■ **The request**
Pick out the lines below with "text" and list them.

━━━━━ Stored rows

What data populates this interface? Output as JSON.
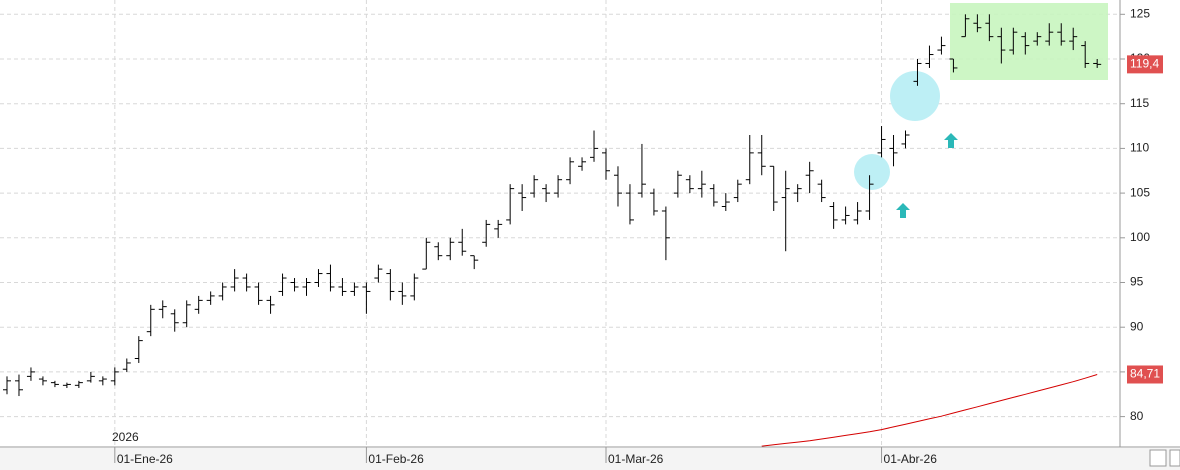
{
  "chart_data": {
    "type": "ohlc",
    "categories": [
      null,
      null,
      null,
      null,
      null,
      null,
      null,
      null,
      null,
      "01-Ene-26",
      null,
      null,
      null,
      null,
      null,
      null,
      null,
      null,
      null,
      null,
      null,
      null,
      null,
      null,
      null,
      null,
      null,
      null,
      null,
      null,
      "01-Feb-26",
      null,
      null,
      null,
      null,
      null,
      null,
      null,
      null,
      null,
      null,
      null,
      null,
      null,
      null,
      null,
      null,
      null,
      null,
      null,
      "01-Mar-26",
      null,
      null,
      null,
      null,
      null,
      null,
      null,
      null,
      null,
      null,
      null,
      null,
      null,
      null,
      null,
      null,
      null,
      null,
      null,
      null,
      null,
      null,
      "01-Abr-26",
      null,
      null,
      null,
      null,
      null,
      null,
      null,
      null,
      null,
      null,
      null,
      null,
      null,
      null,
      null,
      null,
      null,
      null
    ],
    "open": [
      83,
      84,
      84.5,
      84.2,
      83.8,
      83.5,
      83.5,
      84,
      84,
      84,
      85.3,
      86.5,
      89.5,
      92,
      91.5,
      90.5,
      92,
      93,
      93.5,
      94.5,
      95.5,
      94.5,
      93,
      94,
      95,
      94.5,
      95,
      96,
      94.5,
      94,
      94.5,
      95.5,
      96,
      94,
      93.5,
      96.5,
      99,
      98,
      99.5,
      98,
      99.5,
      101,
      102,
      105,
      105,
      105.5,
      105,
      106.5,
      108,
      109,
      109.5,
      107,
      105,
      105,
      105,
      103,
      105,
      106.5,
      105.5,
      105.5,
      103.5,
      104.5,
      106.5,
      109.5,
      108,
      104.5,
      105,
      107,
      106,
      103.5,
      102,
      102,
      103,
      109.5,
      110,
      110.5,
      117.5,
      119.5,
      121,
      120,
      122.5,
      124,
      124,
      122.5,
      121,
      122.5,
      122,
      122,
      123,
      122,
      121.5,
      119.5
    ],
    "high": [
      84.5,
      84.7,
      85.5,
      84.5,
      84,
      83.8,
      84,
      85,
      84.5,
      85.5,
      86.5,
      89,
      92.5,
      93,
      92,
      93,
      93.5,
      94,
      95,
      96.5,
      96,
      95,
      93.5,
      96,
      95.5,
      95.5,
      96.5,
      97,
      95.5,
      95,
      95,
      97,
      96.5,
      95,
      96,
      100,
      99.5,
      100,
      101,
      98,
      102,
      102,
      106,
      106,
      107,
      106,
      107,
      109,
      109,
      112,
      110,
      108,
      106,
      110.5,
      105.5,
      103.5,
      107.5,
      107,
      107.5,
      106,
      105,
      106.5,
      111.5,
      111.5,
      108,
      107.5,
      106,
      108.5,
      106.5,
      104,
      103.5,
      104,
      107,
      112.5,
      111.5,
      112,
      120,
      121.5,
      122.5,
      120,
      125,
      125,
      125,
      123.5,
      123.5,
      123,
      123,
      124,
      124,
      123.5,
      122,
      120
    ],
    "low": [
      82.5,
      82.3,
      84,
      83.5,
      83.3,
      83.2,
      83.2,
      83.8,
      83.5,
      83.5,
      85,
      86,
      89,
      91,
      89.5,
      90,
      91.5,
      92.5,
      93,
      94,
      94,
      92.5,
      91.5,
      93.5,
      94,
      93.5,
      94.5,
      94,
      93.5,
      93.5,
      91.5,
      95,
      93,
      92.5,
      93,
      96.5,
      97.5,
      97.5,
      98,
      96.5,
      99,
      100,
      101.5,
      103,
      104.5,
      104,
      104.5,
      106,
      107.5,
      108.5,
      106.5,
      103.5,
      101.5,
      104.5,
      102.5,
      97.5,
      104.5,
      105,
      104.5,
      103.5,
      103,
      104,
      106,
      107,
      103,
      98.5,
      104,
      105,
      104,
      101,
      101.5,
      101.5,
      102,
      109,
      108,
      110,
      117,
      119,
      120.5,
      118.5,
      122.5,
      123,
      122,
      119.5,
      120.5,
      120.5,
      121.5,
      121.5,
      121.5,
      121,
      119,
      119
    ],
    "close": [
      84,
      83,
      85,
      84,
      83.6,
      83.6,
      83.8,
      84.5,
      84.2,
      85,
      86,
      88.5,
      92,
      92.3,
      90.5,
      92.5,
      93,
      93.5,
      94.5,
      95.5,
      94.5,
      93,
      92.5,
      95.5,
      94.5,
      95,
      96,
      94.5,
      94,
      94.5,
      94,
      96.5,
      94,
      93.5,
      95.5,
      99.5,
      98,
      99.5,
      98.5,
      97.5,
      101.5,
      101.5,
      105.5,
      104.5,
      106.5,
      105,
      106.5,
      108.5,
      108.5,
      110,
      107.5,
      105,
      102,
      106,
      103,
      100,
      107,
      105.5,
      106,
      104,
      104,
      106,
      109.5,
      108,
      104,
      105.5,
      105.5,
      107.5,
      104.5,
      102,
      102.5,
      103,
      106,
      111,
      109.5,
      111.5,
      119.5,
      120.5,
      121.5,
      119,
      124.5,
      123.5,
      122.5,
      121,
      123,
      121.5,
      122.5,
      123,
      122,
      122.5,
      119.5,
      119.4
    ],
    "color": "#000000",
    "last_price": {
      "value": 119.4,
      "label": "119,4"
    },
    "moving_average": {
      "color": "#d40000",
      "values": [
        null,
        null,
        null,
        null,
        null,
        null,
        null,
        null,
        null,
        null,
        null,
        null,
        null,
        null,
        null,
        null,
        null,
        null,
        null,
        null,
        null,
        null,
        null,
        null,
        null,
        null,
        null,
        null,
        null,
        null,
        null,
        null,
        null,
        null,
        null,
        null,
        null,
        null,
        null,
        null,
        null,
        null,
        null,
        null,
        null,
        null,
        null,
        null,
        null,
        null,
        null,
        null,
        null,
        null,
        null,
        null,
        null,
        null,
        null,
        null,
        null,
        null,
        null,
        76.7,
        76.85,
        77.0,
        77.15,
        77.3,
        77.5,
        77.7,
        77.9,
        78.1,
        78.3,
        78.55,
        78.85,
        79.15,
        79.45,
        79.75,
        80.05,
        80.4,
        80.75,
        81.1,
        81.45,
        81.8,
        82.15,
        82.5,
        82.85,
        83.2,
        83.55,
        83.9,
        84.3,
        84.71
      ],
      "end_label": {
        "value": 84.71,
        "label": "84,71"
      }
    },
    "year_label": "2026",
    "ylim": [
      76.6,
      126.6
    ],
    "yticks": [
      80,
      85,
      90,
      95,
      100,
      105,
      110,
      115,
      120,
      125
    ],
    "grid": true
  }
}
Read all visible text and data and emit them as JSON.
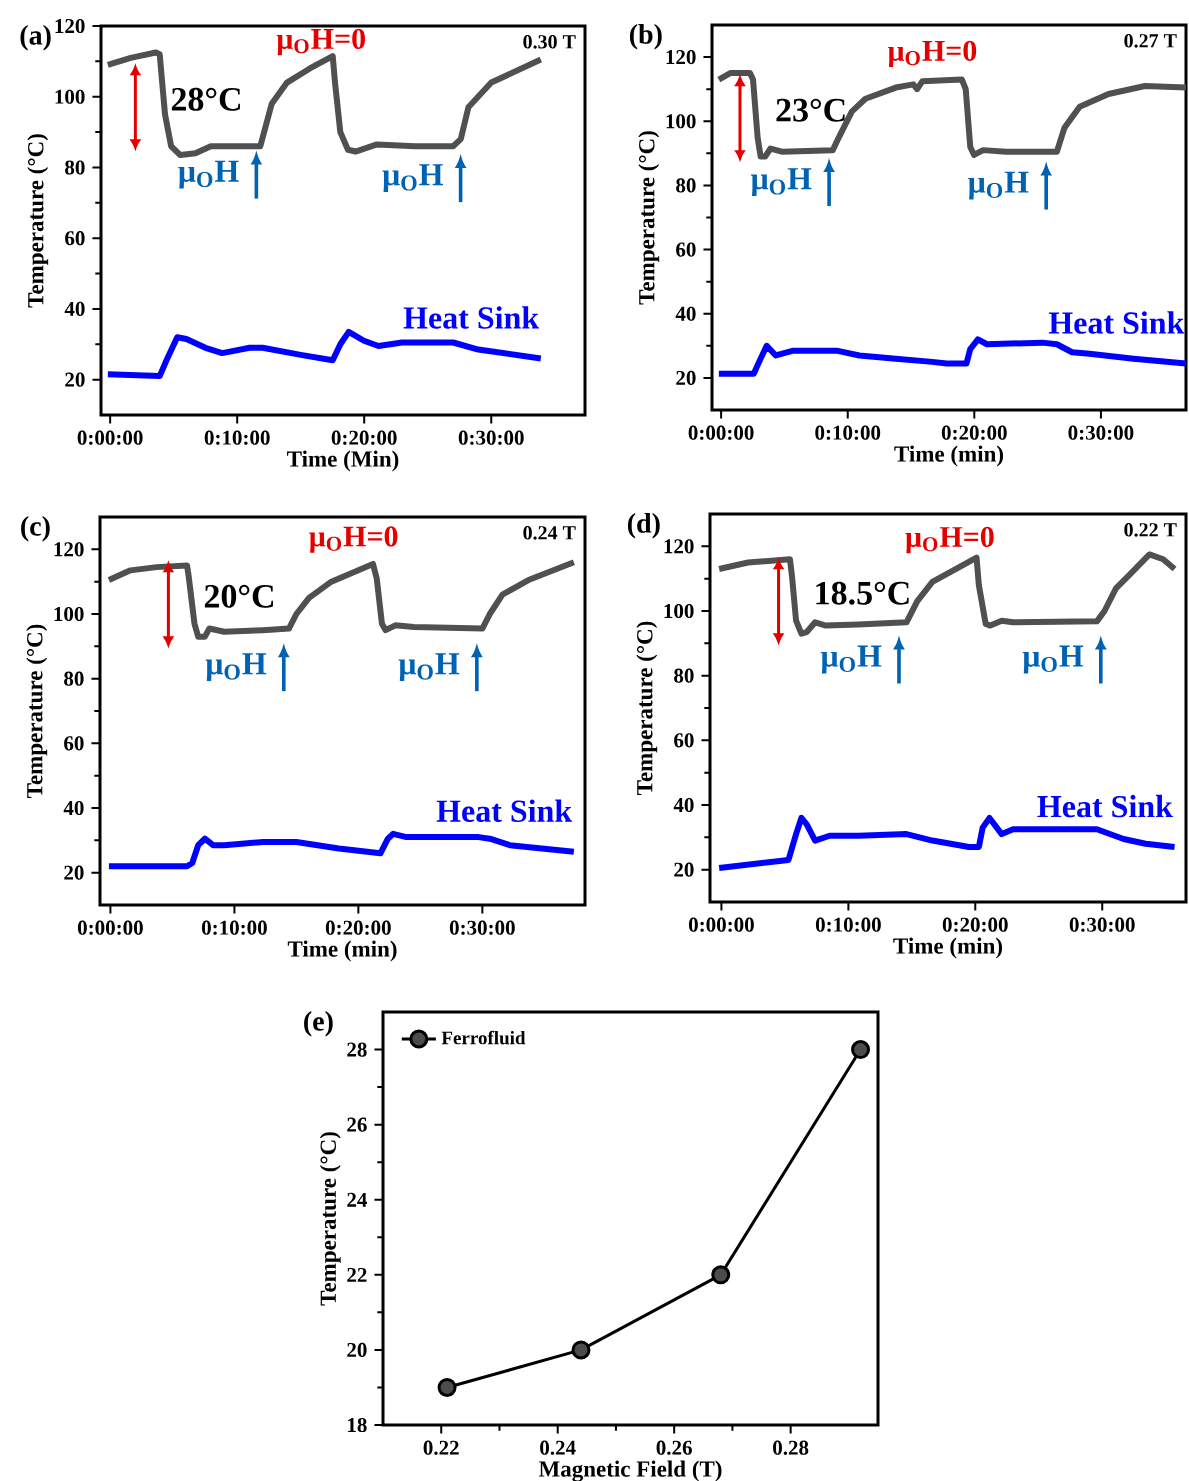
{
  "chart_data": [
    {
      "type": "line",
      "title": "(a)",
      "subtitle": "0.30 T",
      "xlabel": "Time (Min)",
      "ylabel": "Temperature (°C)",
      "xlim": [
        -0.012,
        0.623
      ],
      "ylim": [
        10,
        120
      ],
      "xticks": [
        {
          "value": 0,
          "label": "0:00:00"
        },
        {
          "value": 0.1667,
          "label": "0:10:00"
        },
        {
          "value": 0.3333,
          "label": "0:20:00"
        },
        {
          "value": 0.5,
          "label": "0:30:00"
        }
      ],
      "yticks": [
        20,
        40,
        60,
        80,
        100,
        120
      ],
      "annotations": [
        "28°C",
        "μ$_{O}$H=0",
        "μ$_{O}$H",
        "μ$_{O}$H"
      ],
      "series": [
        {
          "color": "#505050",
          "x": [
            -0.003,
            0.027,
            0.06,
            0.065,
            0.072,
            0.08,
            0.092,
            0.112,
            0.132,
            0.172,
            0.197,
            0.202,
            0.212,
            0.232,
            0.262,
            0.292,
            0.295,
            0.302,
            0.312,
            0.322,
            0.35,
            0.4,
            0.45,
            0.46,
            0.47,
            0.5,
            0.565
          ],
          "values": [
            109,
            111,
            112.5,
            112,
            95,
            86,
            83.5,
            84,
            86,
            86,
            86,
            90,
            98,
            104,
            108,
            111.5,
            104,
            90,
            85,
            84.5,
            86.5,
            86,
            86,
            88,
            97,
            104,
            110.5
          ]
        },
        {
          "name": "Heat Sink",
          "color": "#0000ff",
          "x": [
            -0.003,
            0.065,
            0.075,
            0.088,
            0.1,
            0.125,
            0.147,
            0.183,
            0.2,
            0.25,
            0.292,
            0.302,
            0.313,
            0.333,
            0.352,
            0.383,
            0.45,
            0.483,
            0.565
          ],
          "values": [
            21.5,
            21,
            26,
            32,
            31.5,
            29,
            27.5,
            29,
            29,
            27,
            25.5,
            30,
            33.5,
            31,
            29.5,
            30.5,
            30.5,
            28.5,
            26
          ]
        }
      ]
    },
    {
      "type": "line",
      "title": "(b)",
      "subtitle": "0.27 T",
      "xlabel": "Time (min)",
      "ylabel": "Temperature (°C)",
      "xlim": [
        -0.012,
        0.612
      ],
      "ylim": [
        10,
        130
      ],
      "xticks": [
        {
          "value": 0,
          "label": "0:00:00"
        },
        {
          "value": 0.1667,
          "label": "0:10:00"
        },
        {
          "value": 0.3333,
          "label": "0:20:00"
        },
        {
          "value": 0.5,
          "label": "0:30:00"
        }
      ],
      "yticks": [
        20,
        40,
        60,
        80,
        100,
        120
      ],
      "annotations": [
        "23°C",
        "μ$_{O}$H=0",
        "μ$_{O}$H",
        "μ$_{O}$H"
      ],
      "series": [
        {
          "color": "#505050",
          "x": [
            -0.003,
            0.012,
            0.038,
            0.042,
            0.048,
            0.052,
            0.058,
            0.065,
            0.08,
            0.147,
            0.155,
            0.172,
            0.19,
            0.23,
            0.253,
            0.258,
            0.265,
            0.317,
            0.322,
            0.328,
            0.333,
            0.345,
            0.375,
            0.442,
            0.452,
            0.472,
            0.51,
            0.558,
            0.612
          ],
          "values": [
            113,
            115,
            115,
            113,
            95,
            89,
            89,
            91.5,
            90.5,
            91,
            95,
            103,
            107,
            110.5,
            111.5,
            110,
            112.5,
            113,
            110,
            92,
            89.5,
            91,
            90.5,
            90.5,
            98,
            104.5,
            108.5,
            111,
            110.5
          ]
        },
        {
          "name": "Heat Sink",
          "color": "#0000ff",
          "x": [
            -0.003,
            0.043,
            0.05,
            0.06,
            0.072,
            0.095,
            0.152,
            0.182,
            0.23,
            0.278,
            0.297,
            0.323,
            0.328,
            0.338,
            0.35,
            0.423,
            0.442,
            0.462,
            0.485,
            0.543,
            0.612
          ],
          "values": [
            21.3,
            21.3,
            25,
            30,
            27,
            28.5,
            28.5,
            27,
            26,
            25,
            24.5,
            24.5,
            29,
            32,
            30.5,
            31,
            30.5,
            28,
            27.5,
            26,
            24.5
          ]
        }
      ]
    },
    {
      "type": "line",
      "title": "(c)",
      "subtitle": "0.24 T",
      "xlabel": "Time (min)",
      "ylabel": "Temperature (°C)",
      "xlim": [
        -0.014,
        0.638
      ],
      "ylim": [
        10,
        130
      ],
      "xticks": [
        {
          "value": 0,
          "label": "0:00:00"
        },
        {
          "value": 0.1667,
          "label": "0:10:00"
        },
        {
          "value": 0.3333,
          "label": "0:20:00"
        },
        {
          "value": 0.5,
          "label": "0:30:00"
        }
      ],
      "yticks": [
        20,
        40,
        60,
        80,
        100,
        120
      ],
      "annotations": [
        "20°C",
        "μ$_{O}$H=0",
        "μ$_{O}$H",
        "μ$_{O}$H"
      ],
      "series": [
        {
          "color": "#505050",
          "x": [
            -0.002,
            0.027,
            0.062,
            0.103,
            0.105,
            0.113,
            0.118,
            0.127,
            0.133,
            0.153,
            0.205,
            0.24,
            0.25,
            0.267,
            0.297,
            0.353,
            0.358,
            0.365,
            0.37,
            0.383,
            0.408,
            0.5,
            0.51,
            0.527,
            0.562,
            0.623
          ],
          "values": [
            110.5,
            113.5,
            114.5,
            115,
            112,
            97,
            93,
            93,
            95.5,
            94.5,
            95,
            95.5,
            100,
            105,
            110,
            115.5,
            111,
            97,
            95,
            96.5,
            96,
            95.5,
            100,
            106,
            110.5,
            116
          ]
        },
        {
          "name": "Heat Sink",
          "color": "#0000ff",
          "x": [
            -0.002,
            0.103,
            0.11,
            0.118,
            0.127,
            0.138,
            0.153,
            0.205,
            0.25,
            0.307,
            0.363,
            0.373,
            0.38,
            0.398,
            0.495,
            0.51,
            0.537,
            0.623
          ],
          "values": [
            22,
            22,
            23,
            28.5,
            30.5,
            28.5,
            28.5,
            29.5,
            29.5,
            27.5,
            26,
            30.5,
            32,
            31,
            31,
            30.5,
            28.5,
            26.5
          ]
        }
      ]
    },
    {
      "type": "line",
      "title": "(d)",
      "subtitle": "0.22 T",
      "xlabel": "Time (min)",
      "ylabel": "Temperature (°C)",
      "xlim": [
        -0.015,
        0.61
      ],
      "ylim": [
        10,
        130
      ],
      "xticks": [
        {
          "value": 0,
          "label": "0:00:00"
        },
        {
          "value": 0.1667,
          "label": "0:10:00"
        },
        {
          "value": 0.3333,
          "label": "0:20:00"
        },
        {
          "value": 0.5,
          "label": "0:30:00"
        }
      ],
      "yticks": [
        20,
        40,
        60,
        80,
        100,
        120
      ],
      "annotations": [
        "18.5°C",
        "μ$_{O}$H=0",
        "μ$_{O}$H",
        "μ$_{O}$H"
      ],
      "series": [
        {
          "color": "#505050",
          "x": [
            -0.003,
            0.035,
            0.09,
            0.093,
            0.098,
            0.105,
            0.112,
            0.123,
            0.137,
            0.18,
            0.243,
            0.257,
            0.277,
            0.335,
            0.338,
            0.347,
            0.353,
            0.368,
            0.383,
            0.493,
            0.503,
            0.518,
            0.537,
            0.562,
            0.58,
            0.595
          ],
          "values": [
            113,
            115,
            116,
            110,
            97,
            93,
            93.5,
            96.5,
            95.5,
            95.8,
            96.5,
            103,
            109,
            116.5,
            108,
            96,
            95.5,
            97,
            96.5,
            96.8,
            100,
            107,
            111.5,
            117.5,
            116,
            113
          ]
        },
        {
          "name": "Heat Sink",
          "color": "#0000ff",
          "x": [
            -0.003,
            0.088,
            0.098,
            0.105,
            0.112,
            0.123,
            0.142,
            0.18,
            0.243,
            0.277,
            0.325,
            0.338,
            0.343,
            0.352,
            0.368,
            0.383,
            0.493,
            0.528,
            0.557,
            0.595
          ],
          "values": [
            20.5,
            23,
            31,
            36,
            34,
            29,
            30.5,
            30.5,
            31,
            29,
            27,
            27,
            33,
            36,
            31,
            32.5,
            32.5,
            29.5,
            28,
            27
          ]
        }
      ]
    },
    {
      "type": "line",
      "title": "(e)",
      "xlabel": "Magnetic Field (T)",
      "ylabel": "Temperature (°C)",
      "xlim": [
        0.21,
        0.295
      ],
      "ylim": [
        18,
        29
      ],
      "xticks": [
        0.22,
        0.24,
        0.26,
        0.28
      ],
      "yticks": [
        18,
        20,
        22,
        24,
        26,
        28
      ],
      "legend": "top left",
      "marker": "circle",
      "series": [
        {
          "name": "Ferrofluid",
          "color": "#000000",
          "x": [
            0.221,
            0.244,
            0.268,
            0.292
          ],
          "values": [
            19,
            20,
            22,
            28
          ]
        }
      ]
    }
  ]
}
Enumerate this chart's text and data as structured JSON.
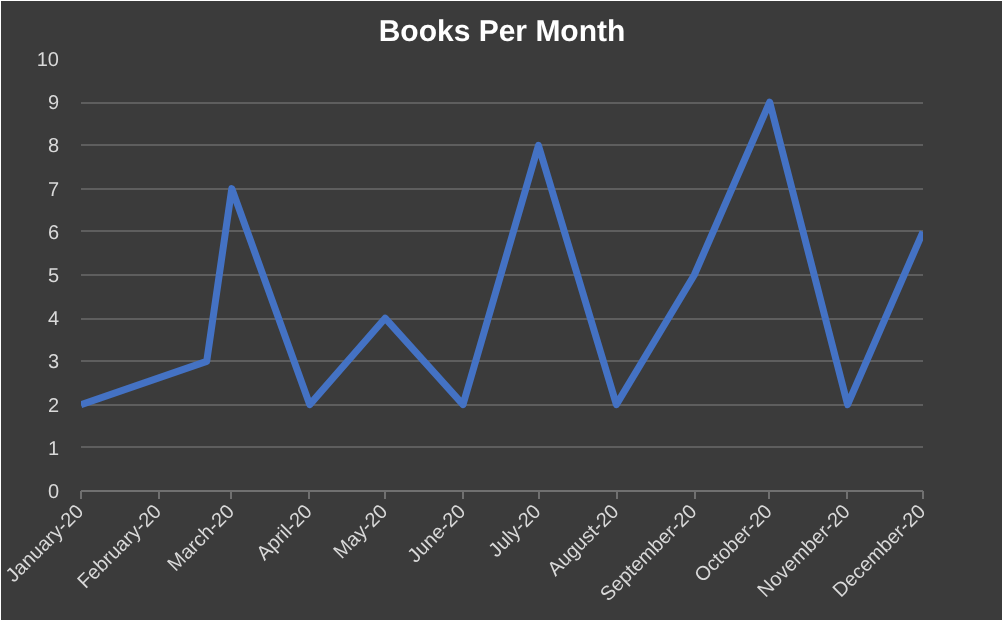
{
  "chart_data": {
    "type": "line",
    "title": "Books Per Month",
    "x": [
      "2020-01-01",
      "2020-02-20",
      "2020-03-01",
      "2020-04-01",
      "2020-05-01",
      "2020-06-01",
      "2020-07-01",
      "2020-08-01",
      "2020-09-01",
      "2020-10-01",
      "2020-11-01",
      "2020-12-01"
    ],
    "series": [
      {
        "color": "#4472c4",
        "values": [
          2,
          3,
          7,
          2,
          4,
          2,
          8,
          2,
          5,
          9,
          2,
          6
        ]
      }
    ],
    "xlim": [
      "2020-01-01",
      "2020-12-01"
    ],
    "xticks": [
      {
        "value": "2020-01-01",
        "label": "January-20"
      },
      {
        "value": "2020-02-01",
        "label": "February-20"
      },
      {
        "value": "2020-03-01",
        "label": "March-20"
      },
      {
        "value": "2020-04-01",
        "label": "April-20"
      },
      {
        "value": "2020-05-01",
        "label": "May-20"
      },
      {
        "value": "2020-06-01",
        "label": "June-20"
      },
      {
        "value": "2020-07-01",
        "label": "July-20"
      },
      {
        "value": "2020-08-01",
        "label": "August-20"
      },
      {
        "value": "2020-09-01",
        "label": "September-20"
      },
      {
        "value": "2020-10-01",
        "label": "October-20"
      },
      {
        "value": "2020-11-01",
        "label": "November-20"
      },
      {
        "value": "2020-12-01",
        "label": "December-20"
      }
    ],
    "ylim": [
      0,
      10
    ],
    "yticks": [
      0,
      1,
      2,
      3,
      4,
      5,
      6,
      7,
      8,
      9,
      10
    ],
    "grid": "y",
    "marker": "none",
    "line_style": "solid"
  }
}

━━━━━━━━━━

■ **Full solution**
Read all visible text and data and emit them as JSON.
Enumerate this chart's text and data as structured JSON.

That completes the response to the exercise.